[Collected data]
--------------------------------------------------
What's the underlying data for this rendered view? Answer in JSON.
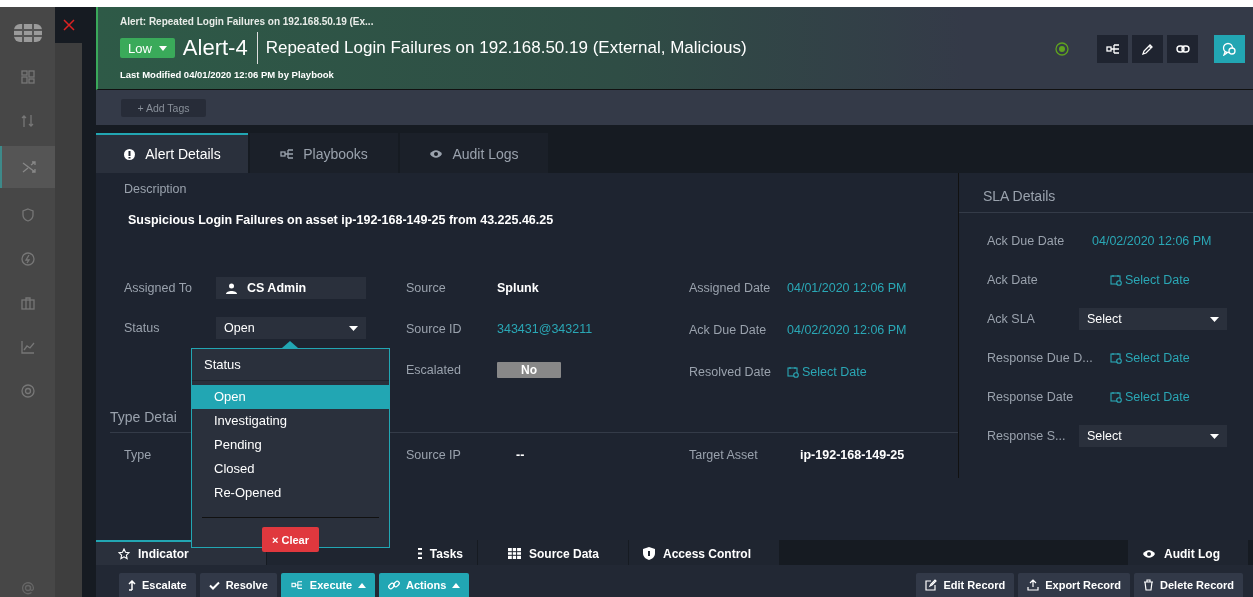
{
  "header": {
    "breadcrumb": "Alert: Repeated Login Failures on 192.168.50.19 (Ex...",
    "severity": "Low",
    "id": "Alert-4",
    "title": "Repeated Login Failures on 192.168.50.19 (External, Malicious)",
    "modified": "Last Modified 04/01/2020 12:06 PM by Playbook"
  },
  "add_tags_button": "+ Add Tags",
  "tabs": [
    {
      "label": "Alert Details",
      "selected": true
    },
    {
      "label": "Playbooks",
      "selected": false
    },
    {
      "label": "Audit Logs",
      "selected": false
    }
  ],
  "description": {
    "label": "Description",
    "text": "Suspicious Login Failures on asset ip-192-168-149-25 from 43.225.46.25"
  },
  "field_columns": [
    [
      {
        "label": "Assigned To",
        "kind": "user",
        "value": "CS Admin"
      },
      {
        "label": "Status",
        "kind": "select",
        "value": "Open"
      }
    ],
    [
      {
        "label": "Source",
        "kind": "text",
        "value": "Splunk"
      },
      {
        "label": "Source ID",
        "kind": "link",
        "value": "343431@343211"
      },
      {
        "label": "Escalated",
        "kind": "toggle",
        "value": "No",
        "on": false
      }
    ],
    [
      {
        "label": "Assigned Date",
        "kind": "link",
        "value": "04/01/2020 12:06 PM"
      },
      {
        "label": "Ack Due Date",
        "kind": "link",
        "value": "04/02/2020 12:06 PM"
      },
      {
        "label": "Resolved Date",
        "kind": "date",
        "value": "Select Date"
      }
    ]
  ],
  "type_details": {
    "heading": "Type Detai",
    "fields": [
      {
        "label": "Type",
        "kind": "empty"
      },
      {
        "label": "Source IP",
        "kind": "text",
        "value": "--"
      },
      {
        "label": "Target Asset",
        "kind": "text",
        "value": "ip-192-168-149-25"
      }
    ]
  },
  "sla": {
    "heading": "SLA Details",
    "fields": [
      {
        "label": "Ack Due Date",
        "kind": "link",
        "value": "04/02/2020 12:06 PM"
      },
      {
        "label": "Ack Date",
        "kind": "date",
        "value": "Select Date"
      },
      {
        "label": "Ack SLA",
        "kind": "select",
        "value": "Select"
      },
      {
        "label": "Response Due D...",
        "kind": "date",
        "value": "Select Date"
      },
      {
        "label": "Response Date",
        "kind": "date",
        "value": "Select Date"
      },
      {
        "label": "Response S...",
        "kind": "select",
        "value": "Select"
      }
    ]
  },
  "status_menu": {
    "heading": "Status",
    "options": [
      {
        "label": "Open",
        "selected": true
      },
      {
        "label": "Investigating",
        "selected": false
      },
      {
        "label": "Pending",
        "selected": false
      },
      {
        "label": "Closed",
        "selected": false
      },
      {
        "label": "Re-Opened",
        "selected": false
      }
    ],
    "clear_button": "× Clear"
  },
  "bottom_tabs": [
    {
      "label": "Indicator",
      "selected": true
    },
    {
      "label": "Tasks",
      "selected": false
    },
    {
      "label": "Source Data",
      "selected": false
    },
    {
      "label": "Access Control",
      "selected": false
    }
  ],
  "audit_log_tab": "Audit Log",
  "actions": [
    {
      "label": "Escalate",
      "kind": "plain"
    },
    {
      "label": "Resolve",
      "kind": "plain"
    },
    {
      "label": "Execute",
      "kind": "menu"
    },
    {
      "label": "Actions",
      "kind": "menu"
    }
  ],
  "record_actions": [
    "Edit Record",
    "Export Record",
    "Delete Record"
  ]
}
--------------------------------------------------
### WHAT TO DO
Transcribe the listing in full and omit the pictures.

### SOLVED PROBLEM
What's the underlying data for this rendered view? Answer in JSON.
{
  "header": {
    "breadcrumb": "Alert: Repeated Login Failures on 192.168.50.19 (Ex...",
    "severity": "Low",
    "id": "Alert-4",
    "title": "Repeated Login Failures on 192.168.50.19 (External, Malicious)",
    "modified": "Last Modified 04/01/2020 12:06 PM by Playbook"
  },
  "add_tags_button": "+ Add Tags",
  "tabs": [
    {
      "label": "Alert Details",
      "selected": true
    },
    {
      "label": "Playbooks",
      "selected": false
    },
    {
      "label": "Audit Logs",
      "selected": false
    }
  ],
  "description": {
    "label": "Description",
    "text": "Suspicious Login Failures on asset ip-192-168-149-25 from 43.225.46.25"
  },
  "field_columns": [
    [
      {
        "label": "Assigned To",
        "kind": "user",
        "value": "CS Admin"
      },
      {
        "label": "Status",
        "kind": "select",
        "value": "Open"
      }
    ],
    [
      {
        "label": "Source",
        "kind": "text",
        "value": "Splunk"
      },
      {
        "label": "Source ID",
        "kind": "link",
        "value": "343431@343211"
      },
      {
        "label": "Escalated",
        "kind": "toggle",
        "value": "No",
        "on": false
      }
    ],
    [
      {
        "label": "Assigned Date",
        "kind": "link",
        "value": "04/01/2020 12:06 PM"
      },
      {
        "label": "Ack Due Date",
        "kind": "link",
        "value": "04/02/2020 12:06 PM"
      },
      {
        "label": "Resolved Date",
        "kind": "date",
        "value": "Select Date"
      }
    ]
  ],
  "type_details": {
    "heading": "Type Detai",
    "fields": [
      {
        "label": "Type",
        "kind": "empty"
      },
      {
        "label": "Source IP",
        "kind": "text",
        "value": "--"
      },
      {
        "label": "Target Asset",
        "kind": "text",
        "value": "ip-192-168-149-25"
      }
    ]
  },
  "sla": {
    "heading": "SLA Details",
    "fields": [
      {
        "label": "Ack Due Date",
        "kind": "link",
        "value": "04/02/2020 12:06 PM"
      },
      {
        "label": "Ack Date",
        "kind": "date",
        "value": "Select Date"
      },
      {
        "label": "Ack SLA",
        "kind": "select",
        "value": "Select"
      },
      {
        "label": "Response Due D...",
        "kind": "date",
        "value": "Select Date"
      },
      {
        "label": "Response Date",
        "kind": "date",
        "value": "Select Date"
      },
      {
        "label": "Response S...",
        "kind": "select",
        "value": "Select"
      }
    ]
  },
  "status_menu": {
    "heading": "Status",
    "options": [
      {
        "label": "Open",
        "selected": true
      },
      {
        "label": "Investigating",
        "selected": false
      },
      {
        "label": "Pending",
        "selected": false
      },
      {
        "label": "Closed",
        "selected": false
      },
      {
        "label": "Re-Opened",
        "selected": false
      }
    ],
    "clear_button": "× Clear"
  },
  "bottom_tabs": [
    {
      "label": "Indicator",
      "selected": true
    },
    {
      "label": "Tasks",
      "selected": false
    },
    {
      "label": "Source Data",
      "selected": false
    },
    {
      "label": "Access Control",
      "selected": false
    }
  ],
  "audit_log_tab": "Audit Log",
  "actions": [
    {
      "label": "Escalate",
      "kind": "plain"
    },
    {
      "label": "Resolve",
      "kind": "plain"
    },
    {
      "label": "Execute",
      "kind": "menu"
    },
    {
      "label": "Actions",
      "kind": "menu"
    }
  ],
  "record_actions": [
    "Edit Record",
    "Export Record",
    "Delete Record"
  ]
}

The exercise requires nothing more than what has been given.